* The input:

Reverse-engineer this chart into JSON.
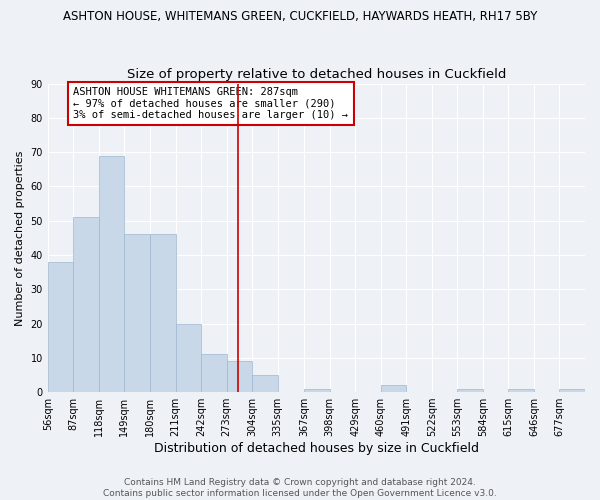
{
  "title": "ASHTON HOUSE, WHITEMANS GREEN, CUCKFIELD, HAYWARDS HEATH, RH17 5BY",
  "subtitle": "Size of property relative to detached houses in Cuckfield",
  "xlabel": "Distribution of detached houses by size in Cuckfield",
  "ylabel": "Number of detached properties",
  "bin_edges": [
    56,
    87,
    118,
    149,
    180,
    211,
    242,
    273,
    304,
    335,
    367,
    398,
    429,
    460,
    491,
    522,
    553,
    584,
    615,
    646,
    677,
    708
  ],
  "bar_heights": [
    38,
    51,
    69,
    46,
    46,
    20,
    11,
    9,
    5,
    0,
    1,
    0,
    0,
    2,
    0,
    0,
    1,
    0,
    1,
    0,
    1
  ],
  "bar_color": "#c8d8e8",
  "bar_edgecolor": "#a0b8d0",
  "vline_x": 287,
  "vline_color": "#cc0000",
  "ylim": [
    0,
    90
  ],
  "yticks": [
    0,
    10,
    20,
    30,
    40,
    50,
    60,
    70,
    80,
    90
  ],
  "annotation_text": "ASHTON HOUSE WHITEMANS GREEN: 287sqm\n← 97% of detached houses are smaller (290)\n3% of semi-detached houses are larger (10) →",
  "annotation_box_color": "#ffffff",
  "annotation_box_edgecolor": "#cc0000",
  "footer_text": "Contains HM Land Registry data © Crown copyright and database right 2024.\nContains public sector information licensed under the Open Government Licence v3.0.",
  "background_color": "#eef2f7",
  "grid_color": "#ffffff",
  "title_fontsize": 8.5,
  "subtitle_fontsize": 9.5,
  "xlabel_fontsize": 9,
  "ylabel_fontsize": 8,
  "tick_fontsize": 7,
  "annotation_fontsize": 7.5,
  "footer_fontsize": 6.5
}
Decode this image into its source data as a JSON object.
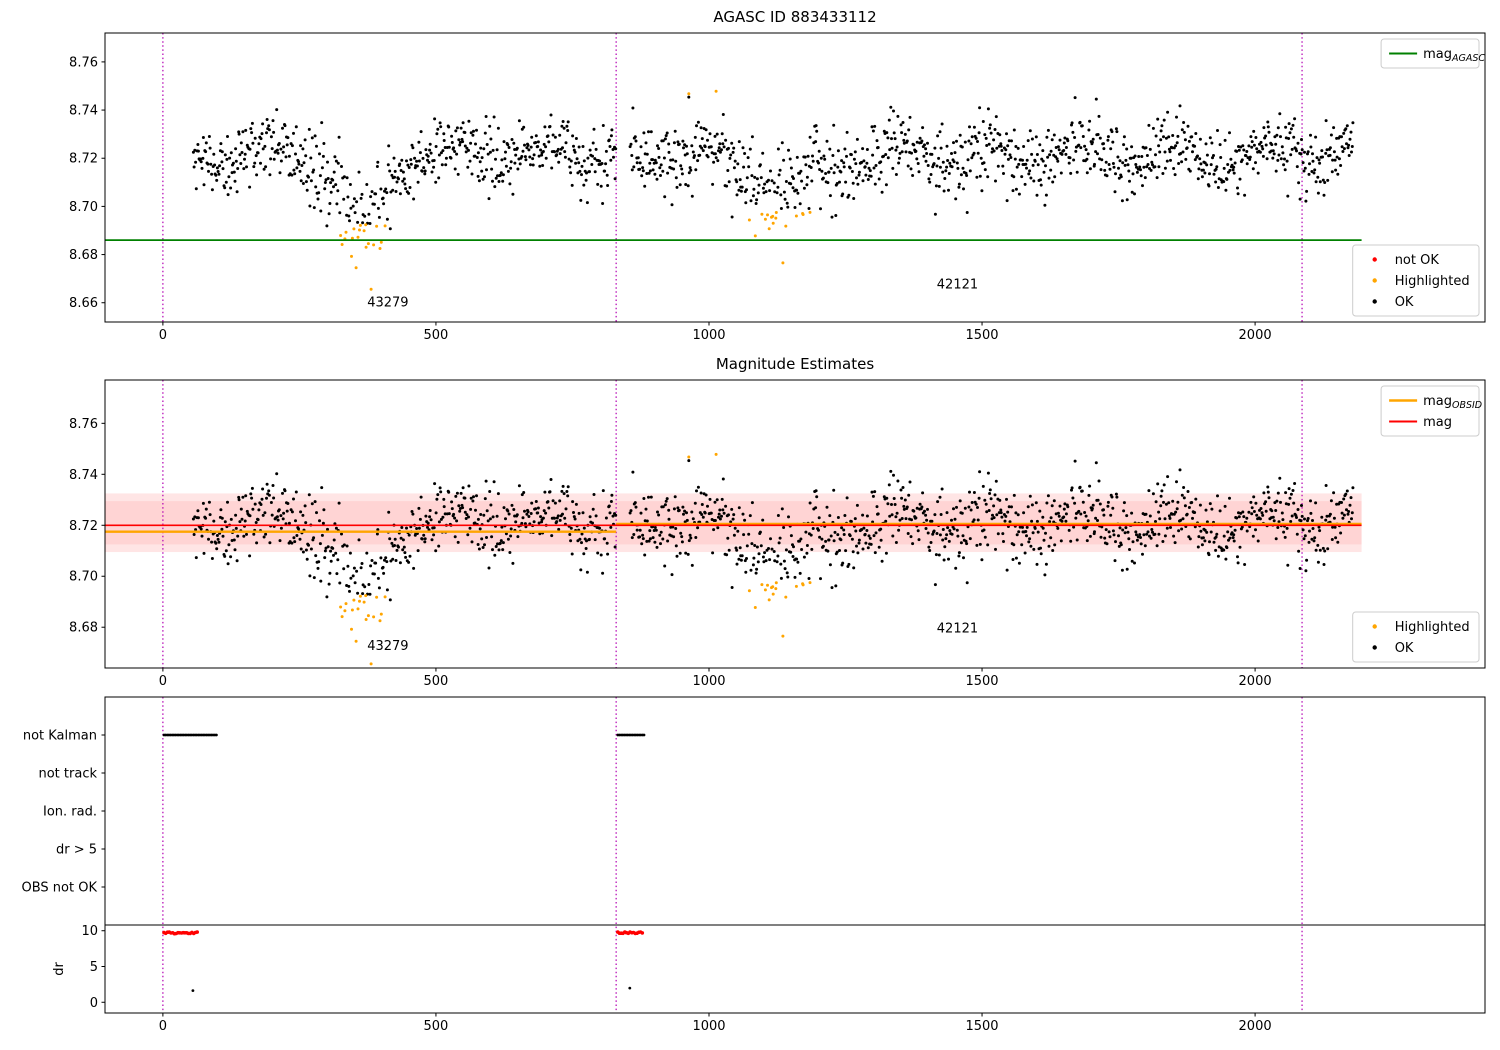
{
  "figure": {
    "background": "#ffffff",
    "accent_colors": {
      "ok_points": "#000000",
      "highlighted_points": "#ffa500",
      "not_ok_points": "#ff0000",
      "mag_agasc_line": "#008000",
      "mag_obsid_line": "#ffa500",
      "mag_line": "#ff0000",
      "obsid_boundary": "#b300b3",
      "band_fill": "rgba(255,0,0,0.10)"
    }
  },
  "chart_data": [
    {
      "id": "agasc",
      "type": "scatter",
      "title": "AGASC ID 883433112",
      "xlim": [
        -106,
        2421
      ],
      "ylim": [
        8.652,
        8.772
      ],
      "xticks": [
        0,
        500,
        1000,
        1500,
        2000
      ],
      "yticks": [
        8.66,
        8.68,
        8.7,
        8.72,
        8.74,
        8.76
      ],
      "ytick_labels": [
        "8.66",
        "8.68",
        "8.70",
        "8.72",
        "8.74",
        "8.76"
      ],
      "vlines": {
        "x": [
          0,
          830,
          2086
        ],
        "color": "#b300b3",
        "style": "dotted"
      },
      "hlines": [
        {
          "name": "mag-agasc",
          "y": 8.686,
          "x0": -106,
          "x1": 2195,
          "color": "#008000",
          "width": 1.8
        }
      ],
      "annotations": [
        {
          "text": "43279",
          "x": 412,
          "y": 8.6585
        },
        {
          "text": "42121",
          "x": 1455,
          "y": 8.666
        }
      ],
      "legends": [
        {
          "pos": "top-right",
          "entries": [
            {
              "label": "mag",
              "sub": "AGASC",
              "color": "#008000",
              "marker": "line",
              "lw": 2
            }
          ]
        },
        {
          "pos": "bottom-right",
          "entries": [
            {
              "label": "not OK",
              "color": "#ff0000",
              "marker": "dot"
            },
            {
              "label": "Highlighted",
              "color": "#ffa500",
              "marker": "dot"
            },
            {
              "label": "OK",
              "color": "#000000",
              "marker": "dot"
            }
          ]
        }
      ]
    },
    {
      "id": "magest",
      "type": "scatter",
      "title": "Magnitude Estimates",
      "xlim": [
        -106,
        2421
      ],
      "ylim": [
        8.664,
        8.777
      ],
      "xticks": [
        0,
        500,
        1000,
        1500,
        2000
      ],
      "yticks": [
        8.68,
        8.7,
        8.72,
        8.74,
        8.76
      ],
      "ytick_labels": [
        "8.68",
        "8.70",
        "8.72",
        "8.74",
        "8.76"
      ],
      "vlines": {
        "x": [
          0,
          830,
          2086
        ],
        "color": "#b300b3",
        "style": "dotted"
      },
      "bands": [
        {
          "y0": 8.7095,
          "y1": 8.7325,
          "x0": -106,
          "x1": 2195,
          "color": "rgba(255,0,0,0.10)"
        },
        {
          "y0": 8.7125,
          "y1": 8.7295,
          "x0": -106,
          "x1": 2195,
          "color": "rgba(255,0,0,0.07)"
        }
      ],
      "hlines": [
        {
          "name": "mag-obsid-43279",
          "y": 8.7175,
          "x0": -106,
          "x1": 830,
          "color": "#ffa500",
          "width": 2.4
        },
        {
          "name": "mag-obsid-42121",
          "y": 8.7205,
          "x0": 830,
          "x1": 2195,
          "color": "#ffa500",
          "width": 2.4
        },
        {
          "name": "mag",
          "y": 8.72,
          "x0": -106,
          "x1": 2195,
          "color": "#ff0000",
          "width": 1.6
        }
      ],
      "annotations": [
        {
          "text": "43279",
          "x": 412,
          "y": 8.671
        },
        {
          "text": "42121",
          "x": 1455,
          "y": 8.678
        }
      ],
      "legends": [
        {
          "pos": "top-right",
          "entries": [
            {
              "label": "mag",
              "sub": "OBSID",
              "color": "#ffa500",
              "marker": "line",
              "lw": 2.6
            },
            {
              "label": "mag",
              "sub": "",
              "color": "#ff0000",
              "marker": "line",
              "lw": 2
            }
          ]
        },
        {
          "pos": "bottom-right",
          "entries": [
            {
              "label": "Highlighted",
              "color": "#ffa500",
              "marker": "dot"
            },
            {
              "label": "OK",
              "color": "#000000",
              "marker": "dot"
            }
          ]
        }
      ]
    },
    {
      "id": "flags",
      "type": "flags",
      "rows": [
        "not Kalman",
        "not track",
        "Ion. rad.",
        "dr > 5",
        "OBS not OK"
      ],
      "flag_marks": [
        {
          "row": 0,
          "x0": 2,
          "x1": 100
        },
        {
          "row": 0,
          "x0": 833,
          "x1": 883
        }
      ],
      "xlim": [
        -106,
        2421
      ],
      "xticks": [
        0,
        500,
        1000,
        1500,
        2000
      ],
      "vlines": {
        "x": [
          0,
          830,
          2086
        ],
        "color": "#b300b3",
        "style": "dotted"
      },
      "dr_axis": {
        "label": "dr",
        "ticks": [
          0,
          5,
          10
        ],
        "ylim": [
          -1.5,
          10.8
        ],
        "red_segments": [
          {
            "x0": 2,
            "x1": 66,
            "y": 9.7
          },
          {
            "x0": 833,
            "x1": 880,
            "y": 9.7
          }
        ],
        "model": {
          "segments": [
            {
              "x0": 55,
              "x1": 830,
              "step": 4.2
            },
            {
              "x0": 855,
              "x1": 2100,
              "step": 4.2
            }
          ],
          "base": 0.45,
          "amp": 1.5,
          "period": 95,
          "noise": 0.25
        }
      }
    }
  ],
  "scatter_model": {
    "seed": 20240613,
    "obsids": [
      {
        "label": "43279",
        "x0": 55,
        "x1": 830,
        "n": 580,
        "phase": 0.7
      },
      {
        "label": "42121",
        "x0": 855,
        "x1": 2180,
        "n": 1000,
        "phase": 2.1
      }
    ],
    "base_mean": 8.7215,
    "sigma": 0.0068,
    "wobble_amp": 0.0045,
    "wobble_period": 170,
    "dips": [
      {
        "center": 365,
        "width": 38,
        "depth": 0.03,
        "extra_sigma": 0.004
      },
      {
        "center": 1135,
        "width": 62,
        "depth": 0.0165,
        "extra_sigma": 0.003
      }
    ],
    "highlight_rules": [
      {
        "x0": 312,
        "x1": 412,
        "ymax": 8.6925
      },
      {
        "x0": 1065,
        "x1": 1205,
        "ymax": 8.699
      },
      {
        "x0": 930,
        "x1": 1050,
        "ymin": 8.7455
      }
    ],
    "extra_points": [
      {
        "x": 963,
        "y": 8.7468
      },
      {
        "x": 1013,
        "y": 8.7478
      },
      {
        "x": 1160,
        "y": 8.696
      },
      {
        "x": 1185,
        "y": 8.6975
      }
    ]
  }
}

* Problem description: Find each line in the records holding the string "WHITEMANS" and show it.

* In response:
  "title": "ASHTON HOUSE, WHITEMANS GREEN, CUCKFIELD, HAYWARDS HEATH, RH17 5BY",
  "annotation_text": "ASHTON HOUSE WHITEMANS GREEN: 287sqm\n← 97% of detached houses are smaller (290)\n3% of semi-detached houses are larger (10) →",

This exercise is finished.